■ Aim of the task ■
Return all of the data exactly as written, without the pictures.

════════════════

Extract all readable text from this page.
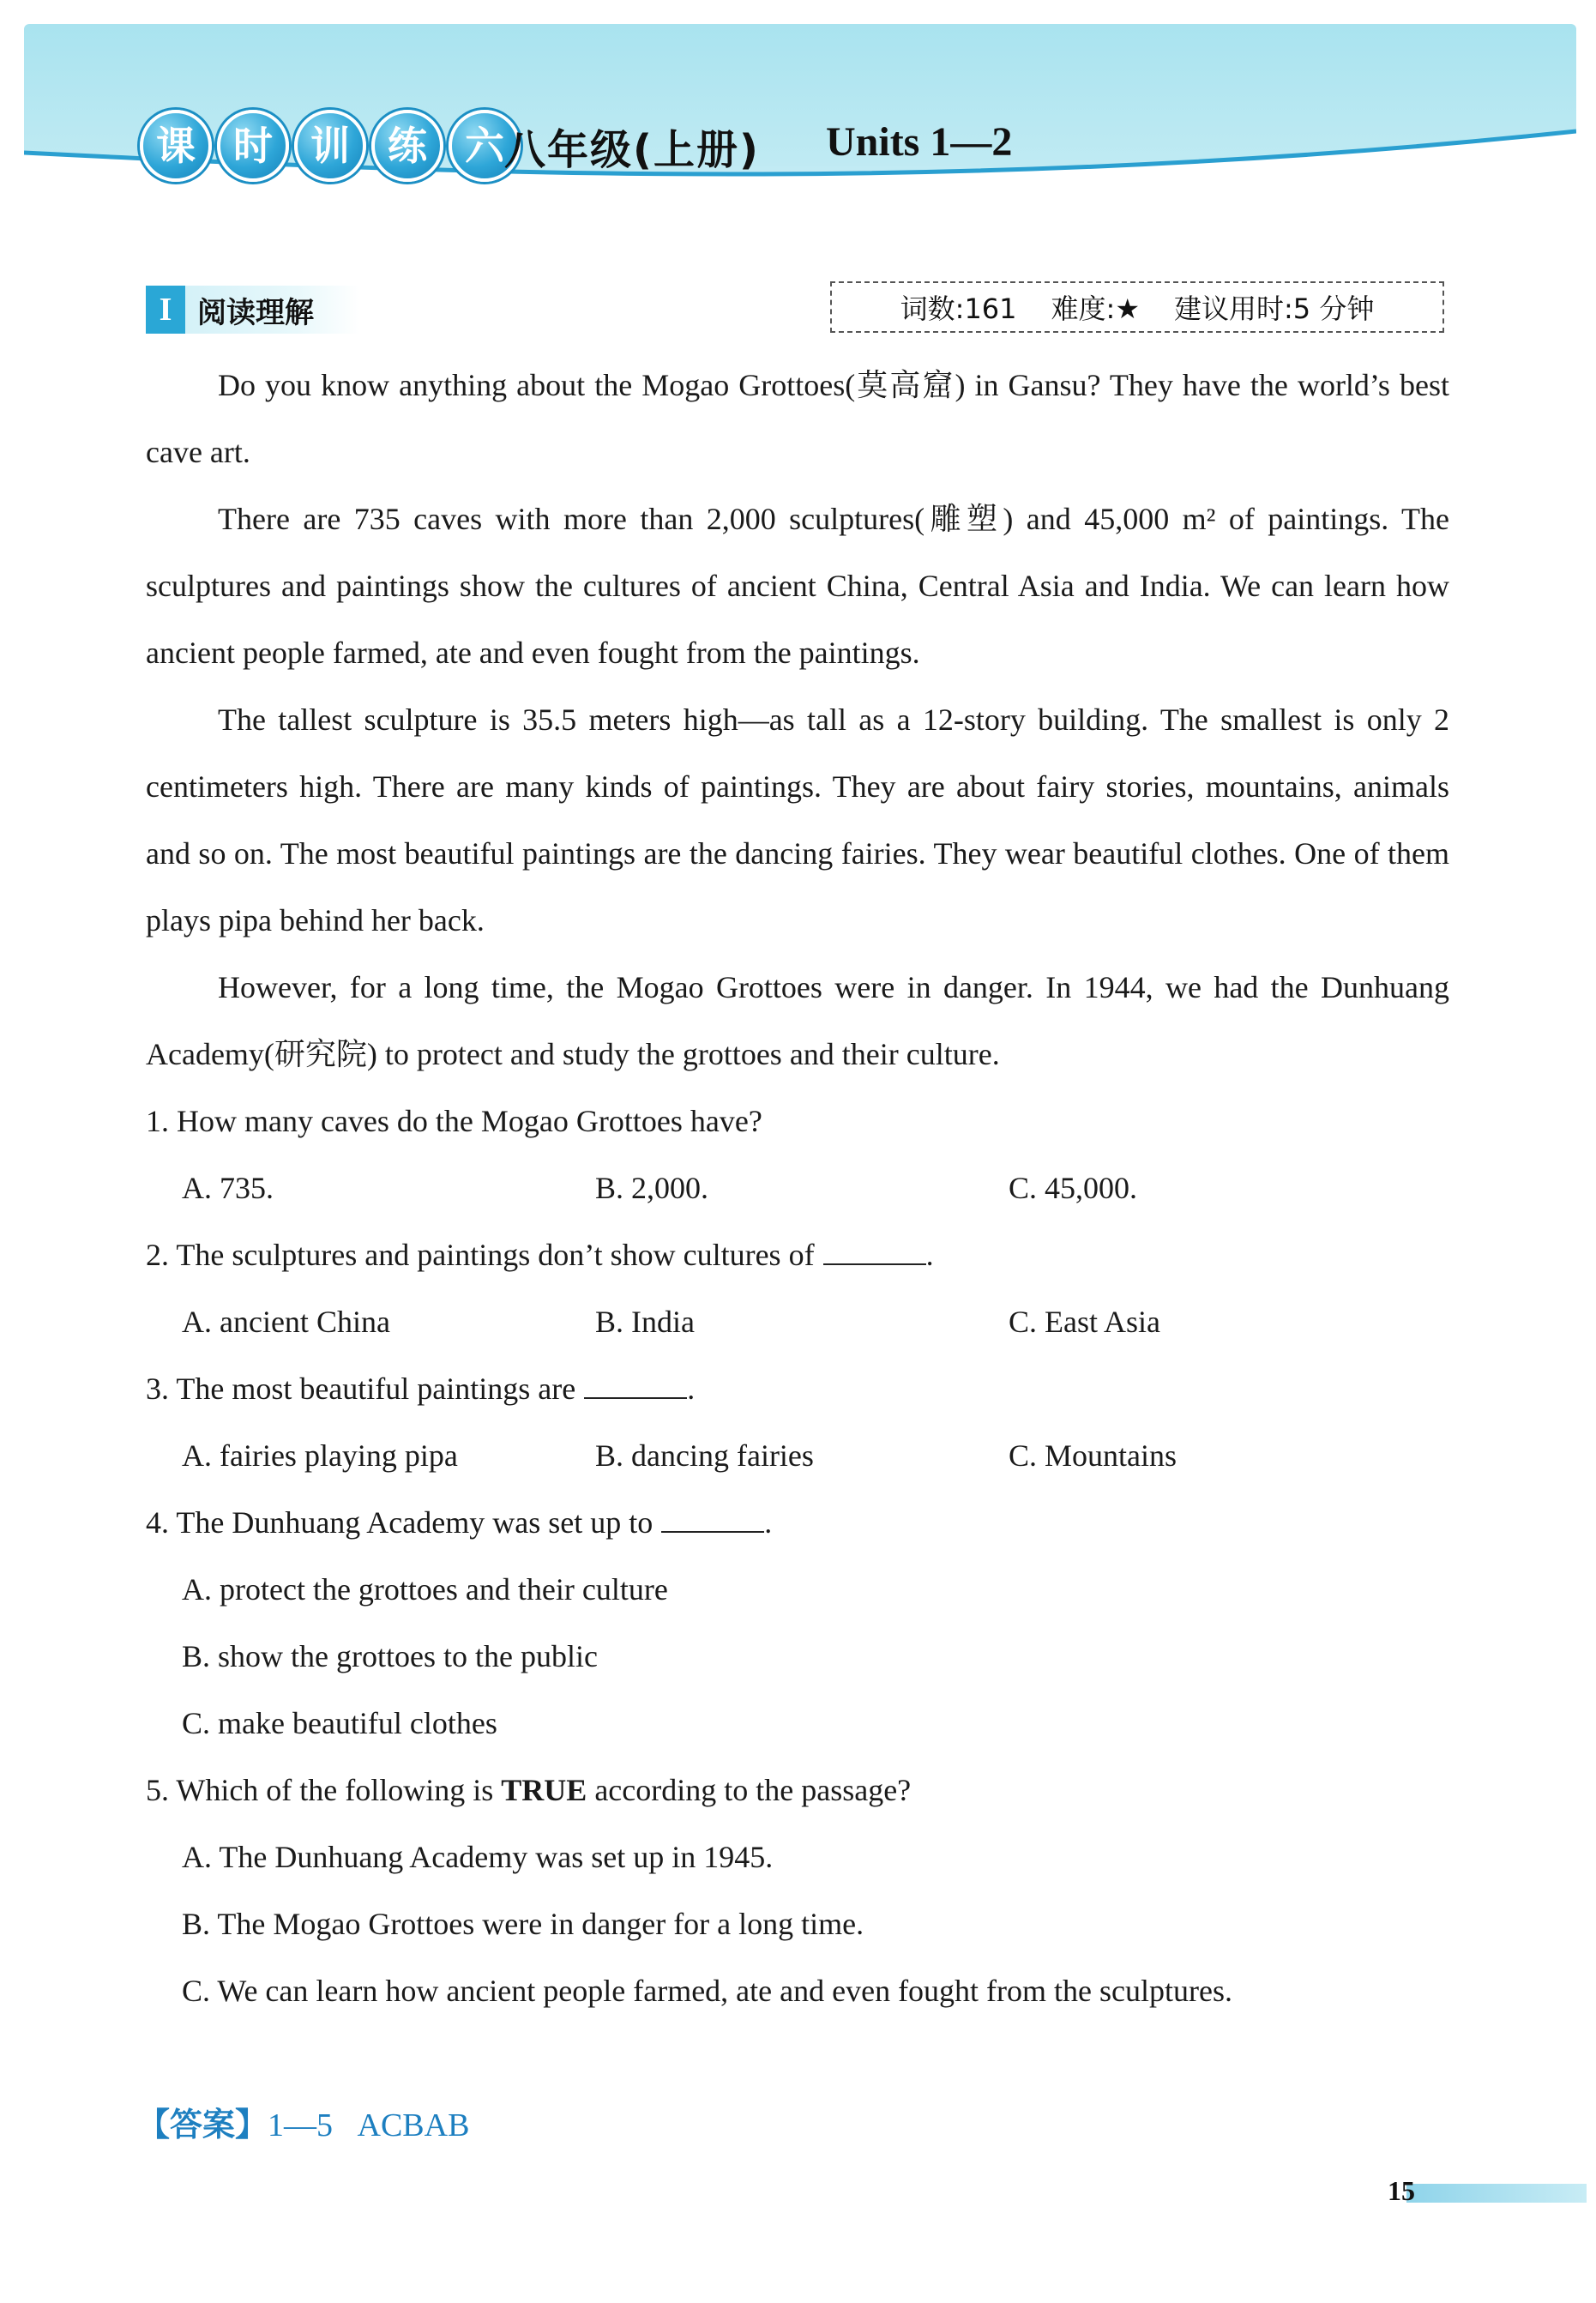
课 时 训 练 六 八年级(上册) Units 1—2
I 阅读理解	词数:161 难度:★ 建议用时:5 分钟

Do you know anything about the Mogao Grottoes(莫高窟) in Gansu? They have the world’s best cave art.

There are 735 caves with more than 2,000 sculptures(雕塑) and 45,000 m² of paintings. The sculptures and paintings show the cultures of ancient China, Central Asia and India. We can learn how ancient people farmed, ate and even fought from the paintings.

The tallest sculpture is 35.5 meters high—as tall as a 12-story building. The smallest is only 2 centimeters high. There are many kinds of paintings. They are about fairy stories, mountains, animals and so on. The most beautiful paintings are the dancing fairies. They wear beautiful clothes. One of them plays pipa behind her back.

However, for a long time, the Mogao Grottoes were in danger. In 1944, we had the Dunhuang Academy(研究院) to protect and study the grottoes and their culture.

1. How many caves do the Mogao Grottoes have?
A. 735.	B. 2,000.	C. 45,000.
2. The sculptures and paintings don’t show cultures of	.
A. ancient China	B. India	C. East Asia
3. The most beautiful paintings are	.
A. fairies playing pipa	B. dancing fairies	C. Mountains
4. The Dunhuang Academy was set up to	.
A. protect the grottoes and their culture
B. show the grottoes to the public
C. make beautiful clothes
5. Which of the following is TRUE according to the passage?
A. The Dunhuang Academy was set up in 1945.
B. The Mogao Grottoes were in danger for a long time.
C. We can learn how ancient people farmed, ate and even fought from the sculptures.
【答案】1—5 ACBAB
15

════════════════

■ Written answer ■
Extract all readable text from this page.
课 时 训 练 六 八年级(上册) Units 1—2
I 阅读理解	词数:161 难度:★ 建议用时:5 分钟

Do you know anything about the Mogao Grottoes(莫高窟) in Gansu? They have the world’s best cave art.

There are 735 caves with more than 2,000 sculptures(雕塑) and 45,000 m² of paintings. The sculptures and paintings show the cultures of ancient China, Central Asia and India. We can learn how ancient people farmed, ate and even fought from the paintings.

The tallest sculpture is 35.5 meters high—as tall as a 12-story building. The smallest is only 2 centimeters high. There are many kinds of paintings. They are about fairy stories, mountains, animals and so on. The most beautiful paintings are the dancing fairies. They wear beautiful clothes. One of them plays pipa behind her back.

However, for a long time, the Mogao Grottoes were in danger. In 1944, we had the Dunhuang Academy(研究院) to protect and study the grottoes and their culture.

1. How many caves do the Mogao Grottoes have?
A. 735.	B. 2,000.	C. 45,000.
2. The sculptures and paintings don’t show cultures of	.
A. ancient China	B. India	C. East Asia
3. The most beautiful paintings are	.
A. fairies playing pipa	B. dancing fairies	C. Mountains
4. The Dunhuang Academy was set up to	.
A. protect the grottoes and their culture
B. show the grottoes to the public
C. make beautiful clothes
5. Which of the following is TRUE according to the passage?
A. The Dunhuang Academy was set up in 1945.
B. The Mogao Grottoes were in danger for a long time.
C. We can learn how ancient people farmed, ate and even fought from the sculptures.
【答案】1—5 ACBAB
15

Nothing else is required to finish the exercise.